Below, copy out the items word for word, from the line containing "List every element" through the line containing "label-E-text: ⌀E (549, 244, 572, 264)", both included. Leave out the pictures.

**SUPPLIED MATERIAL:**
□ □ □

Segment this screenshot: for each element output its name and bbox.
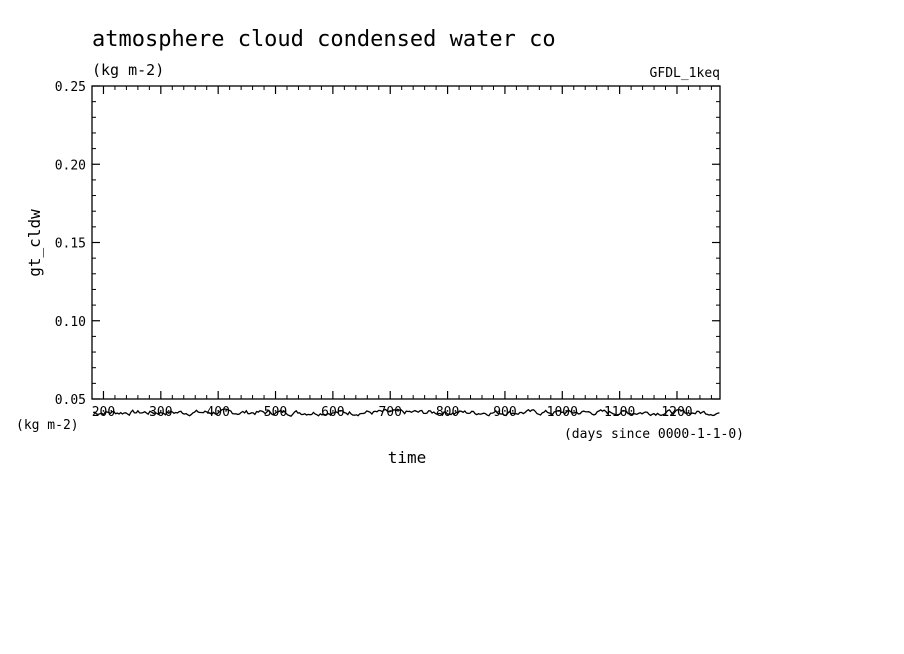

□ □ □

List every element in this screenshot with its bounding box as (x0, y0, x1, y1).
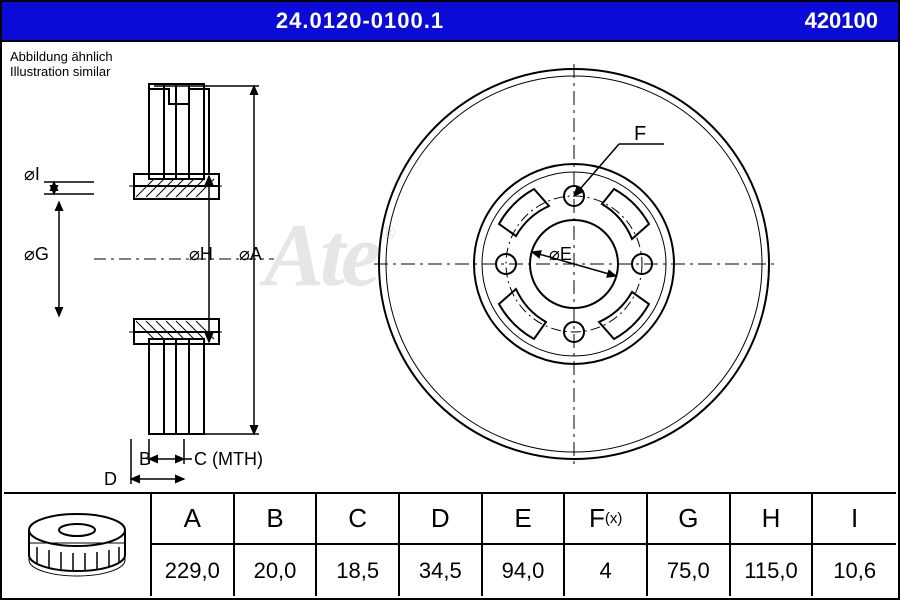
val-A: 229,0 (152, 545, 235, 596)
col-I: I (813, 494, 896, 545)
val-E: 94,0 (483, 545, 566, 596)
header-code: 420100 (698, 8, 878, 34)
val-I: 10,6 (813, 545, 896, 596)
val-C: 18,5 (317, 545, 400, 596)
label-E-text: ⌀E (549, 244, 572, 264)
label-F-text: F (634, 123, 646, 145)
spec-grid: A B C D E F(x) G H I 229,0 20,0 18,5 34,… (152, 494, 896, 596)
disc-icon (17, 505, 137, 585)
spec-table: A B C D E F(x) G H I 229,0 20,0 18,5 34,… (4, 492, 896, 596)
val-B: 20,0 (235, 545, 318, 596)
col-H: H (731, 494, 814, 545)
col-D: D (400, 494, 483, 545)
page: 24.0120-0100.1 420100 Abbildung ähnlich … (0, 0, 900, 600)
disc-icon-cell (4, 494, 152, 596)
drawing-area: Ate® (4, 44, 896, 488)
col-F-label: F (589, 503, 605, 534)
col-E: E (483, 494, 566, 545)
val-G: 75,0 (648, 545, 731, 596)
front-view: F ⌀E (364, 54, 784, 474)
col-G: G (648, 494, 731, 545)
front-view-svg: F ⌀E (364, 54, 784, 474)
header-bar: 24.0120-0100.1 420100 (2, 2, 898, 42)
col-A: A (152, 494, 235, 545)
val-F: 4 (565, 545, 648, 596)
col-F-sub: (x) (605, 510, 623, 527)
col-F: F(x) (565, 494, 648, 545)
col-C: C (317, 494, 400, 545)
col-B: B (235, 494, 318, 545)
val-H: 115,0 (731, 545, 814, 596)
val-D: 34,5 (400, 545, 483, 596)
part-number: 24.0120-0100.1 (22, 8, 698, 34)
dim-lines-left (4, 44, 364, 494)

□ □ □

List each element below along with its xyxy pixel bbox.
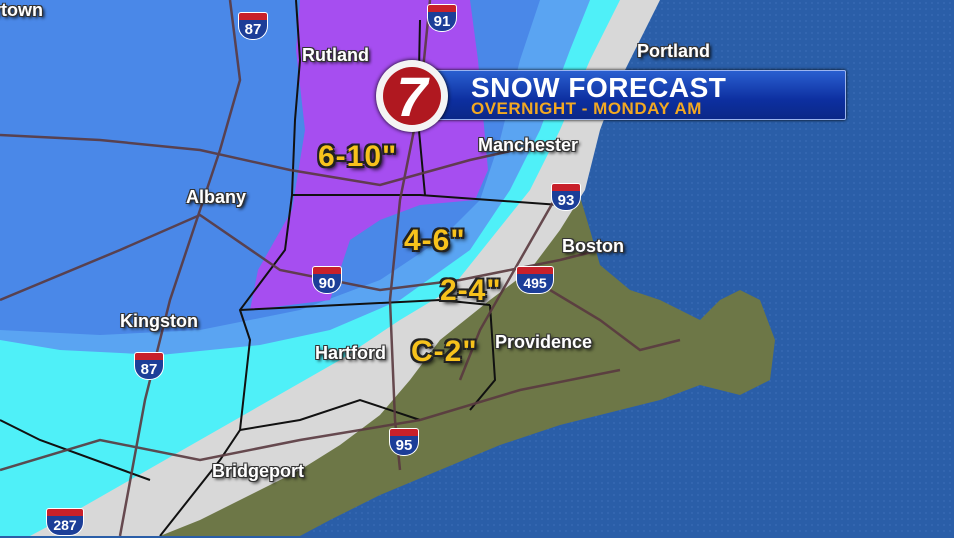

□ □ □

**ANSWER:**
List every element in this screenshot with its bounding box as (x0, y0, x1, y1).
val-A: 229,0 (152, 545, 235, 596)
col-I: I (813, 494, 896, 545)
val-E: 94,0 (483, 545, 566, 596)
header-code: 420100 (698, 8, 878, 34)
val-I: 10,6 (813, 545, 896, 596)
val-C: 18,5 (317, 545, 400, 596)
label-E-text: ⌀E (549, 244, 572, 264)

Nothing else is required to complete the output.